------ Data for this task ------
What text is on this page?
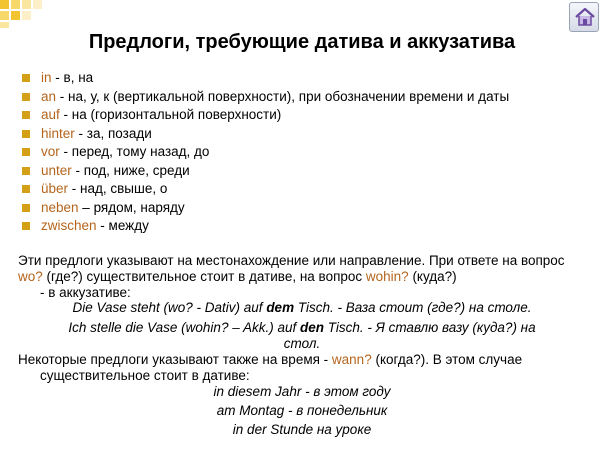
Предлоги, требующие датива и аккузатива
in - в, на
an - на, у, к (вертикальной поверхности), при обозначении времени и даты
auf - на (горизонтальной поверхности)
hinter - за, позади
vor - перед, тому назад, до
unter - под, ниже, среди
über - над, свыше, о
neben – рядом, наряду
zwischen - между

Эти предлоги указывают на местонахождение или направление. При ответе на вопрос wo? (где?) существительное стоит в дативе, на вопрос wohin? (куда?)
- в аккузативе:

Die Vase steht (wo? - Dativ) auf dem Tisch. - Ваза стоит (где?) на столе.

Ich stelle die Vase (wohin? – Akk.) auf den Tisch. - Я ставлю вазу (куда?) на
стол.

Некоторые предлоги указывают также на время - wann? (когда?). В этом случае
существительное стоит в дативе:

in diesem Jahr - в этом году

am Montag - в понедельник

in der Stunde на уроке
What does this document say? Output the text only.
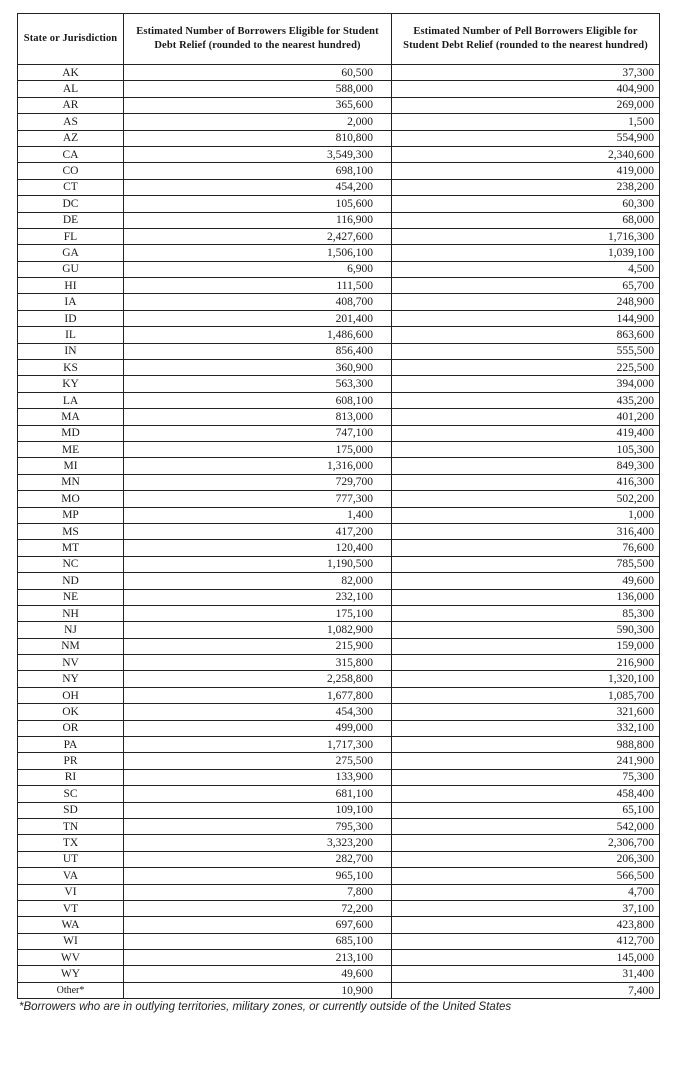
State or Jurisdiction	Estimated Number of Borrowers Eligible for Student Debt Relief (rounded to the nearest hundred)	Estimated Number of Pell Borrowers Eligible for Student Debt Relief (rounded to the nearest hundred)
AK	60,500	37,300
AL	588,000	404,900
AR	365,600	269,000
AS	2,000	1,500
AZ	810,800	554,900
CA	3,549,300	2,340,600
CO	698,100	419,000
CT	454,200	238,200
DC	105,600	60,300
DE	116,900	68,000
FL	2,427,600	1,716,300
GA	1,506,100	1,039,100
GU	6,900	4,500
HI	111,500	65,700
IA	408,700	248,900
ID	201,400	144,900
IL	1,486,600	863,600
IN	856,400	555,500
KS	360,900	225,500
KY	563,300	394,000
LA	608,100	435,200
MA	813,000	401,200
MD	747,100	419,400
ME	175,000	105,300
MI	1,316,000	849,300
MN	729,700	416,300
MO	777,300	502,200
MP	1,400	1,000
MS	417,200	316,400
MT	120,400	76,600
NC	1,190,500	785,500
ND	82,000	49,600
NE	232,100	136,000
NH	175,100	85,300
NJ	1,082,900	590,300
NM	215,900	159,000
NV	315,800	216,900
NY	2,258,800	1,320,100
OH	1,677,800	1,085,700
OK	454,300	321,600
OR	499,000	332,100
PA	1,717,300	988,800
PR	275,500	241,900
RI	133,900	75,300
SC	681,100	458,400
SD	109,100	65,100
TN	795,300	542,000
TX	3,323,200	2,306,700
UT	282,700	206,300
VA	965,100	566,500
VI	7,800	4,700
VT	72,200	37,100
WA	697,600	423,800
WI	685,100	412,700
WV	213,100	145,000
WY	49,600	31,400
Other*	10,900	7,400
*Borrowers who are in outlying territories, military zones, or currently outside of the United States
------
Instructions to follow
Every line above should be returned word for word, with the pictures left behind.

Response below
What text is on this page?
Предлоги, требующие датива и аккузатива
in - в, на
an - на, у, к (вертикальной поверхности), при обозначении времени и даты
auf - на (горизонтальной поверхности)
hinter - за, позади
vor - перед, тому назад, до
unter - под, ниже, среди
über - над, свыше, о
neben – рядом, наряду
zwischen - между

Эти предлоги указывают на местонахождение или направление. При ответе на вопрос wo? (где?) существительное стоит в дативе, на вопрос wohin? (куда?)
- в аккузативе:

Die Vase steht (wo? - Dativ) auf dem Tisch. - Ваза стоит (где?) на столе.

Ich stelle die Vase (wohin? – Akk.) auf den Tisch. - Я ставлю вазу (куда?) на
стол.

Некоторые предлоги указывают также на время - wann? (когда?). В этом случае
существительное стоит в дативе:

in diesem Jahr - в этом году

am Montag - в понедельник

in der Stunde на уроке
What does this document say? Output the text only.
State or Jurisdiction	Estimated Number of Borrowers Eligible for Student Debt Relief (rounded to the nearest hundred)	Estimated Number of Pell Borrowers Eligible for Student Debt Relief (rounded to the nearest hundred)
AK	60,500	37,300
AL	588,000	404,900
AR	365,600	269,000
AS	2,000	1,500
AZ	810,800	554,900
CA	3,549,300	2,340,600
CO	698,100	419,000
CT	454,200	238,200
DC	105,600	60,300
DE	116,900	68,000
FL	2,427,600	1,716,300
GA	1,506,100	1,039,100
GU	6,900	4,500
HI	111,500	65,700
IA	408,700	248,900
ID	201,400	144,900
IL	1,486,600	863,600
IN	856,400	555,500
KS	360,900	225,500
KY	563,300	394,000
LA	608,100	435,200
MA	813,000	401,200
MD	747,100	419,400
ME	175,000	105,300
MI	1,316,000	849,300
MN	729,700	416,300
MO	777,300	502,200
MP	1,400	1,000
MS	417,200	316,400
MT	120,400	76,600
NC	1,190,500	785,500
ND	82,000	49,600
NE	232,100	136,000
NH	175,100	85,300
NJ	1,082,900	590,300
NM	215,900	159,000
NV	315,800	216,900
NY	2,258,800	1,320,100
OH	1,677,800	1,085,700
OK	454,300	321,600
OR	499,000	332,100
PA	1,717,300	988,800
PR	275,500	241,900
RI	133,900	75,300
SC	681,100	458,400
SD	109,100	65,100
TN	795,300	542,000
TX	3,323,200	2,306,700
UT	282,700	206,300
VA	965,100	566,500
VI	7,800	4,700
VT	72,200	37,100
WA	697,600	423,800
WI	685,100	412,700
WV	213,100	145,000
WY	49,600	31,400
Other*	10,900	7,400
*Borrowers who are in outlying territories, military zones, or currently outside of the United States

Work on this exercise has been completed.